What is asked: Copy every line that contains the string "level" from the entries below.

[Stored data]
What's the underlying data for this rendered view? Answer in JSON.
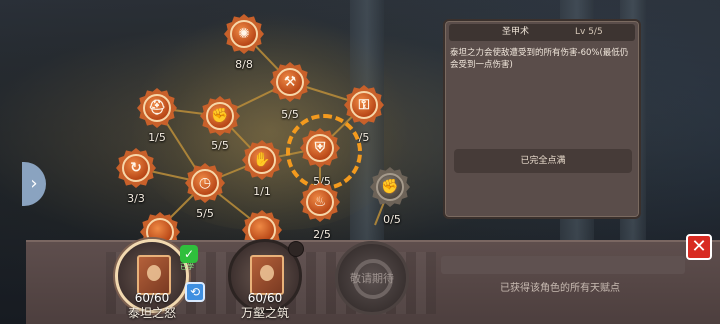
{
  "colors": {
    "node_active": "#c8602a",
    "node_locked": "#6d6358",
    "selection_ring": "#f39a1e",
    "panel_bg": "#5a4d4a",
    "close_button": "#d82b22",
    "learned_badge": "#2fbf3c",
    "reset_badge": "#3f8fe0"
  },
  "tree": {
    "nodes": [
      {
        "id": "top",
        "level": "8/8",
        "icon": "shield-burst-icon",
        "locked": false
      },
      {
        "id": "hammer",
        "level": "5/5",
        "icon": "hammer-icon",
        "locked": false
      },
      {
        "id": "left-upper",
        "level": "1/5",
        "icon": "helmet-icon",
        "locked": false
      },
      {
        "id": "muscle",
        "level": "5/5",
        "icon": "muscle-icon",
        "locked": false
      },
      {
        "id": "right-upper",
        "level": "/5",
        "icon": "key-icon",
        "locked": false
      },
      {
        "id": "refresh",
        "level": "3/3",
        "icon": "refresh-icon",
        "locked": false
      },
      {
        "id": "center",
        "level": "1/1",
        "icon": "fist-icon",
        "locked": false
      },
      {
        "id": "selected",
        "level": "5/5",
        "icon": "holy-armor-icon",
        "locked": false
      },
      {
        "id": "clock",
        "level": "5/5",
        "icon": "clock-icon",
        "locked": false
      },
      {
        "id": "flame",
        "level": "2/5",
        "icon": "flame-icon",
        "locked": false
      },
      {
        "id": "locked",
        "level": "0/5",
        "icon": "fist-icon",
        "locked": true
      }
    ]
  },
  "panel": {
    "name": "圣甲术",
    "level": "Lv 5/5",
    "description": "泰坦之力会使敌遭受到的所有伤害-60%(最低仍会受到一点伤害)",
    "status": "已完全点满"
  },
  "bottom": {
    "books": [
      {
        "count": "60/60",
        "name": "泰坦之怒"
      },
      {
        "count": "60/60",
        "name": "万壑之筑"
      },
      {
        "locked_label": "敬请期待"
      }
    ],
    "learned_badge_text": "已学",
    "points_text": "已获得该角色的所有天赋点"
  }
}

Exercise output:
        "level": "8/8",
        "level": "5/5",
        "level": "1/5",
        "level": "5/5",
        "level": "/5",
        "level": "3/3",
        "level": "1/1",
        "level": "5/5",
        "level": "5/5",
        "level": "2/5",
        "level": "0/5",
    "level": "Lv 5/5",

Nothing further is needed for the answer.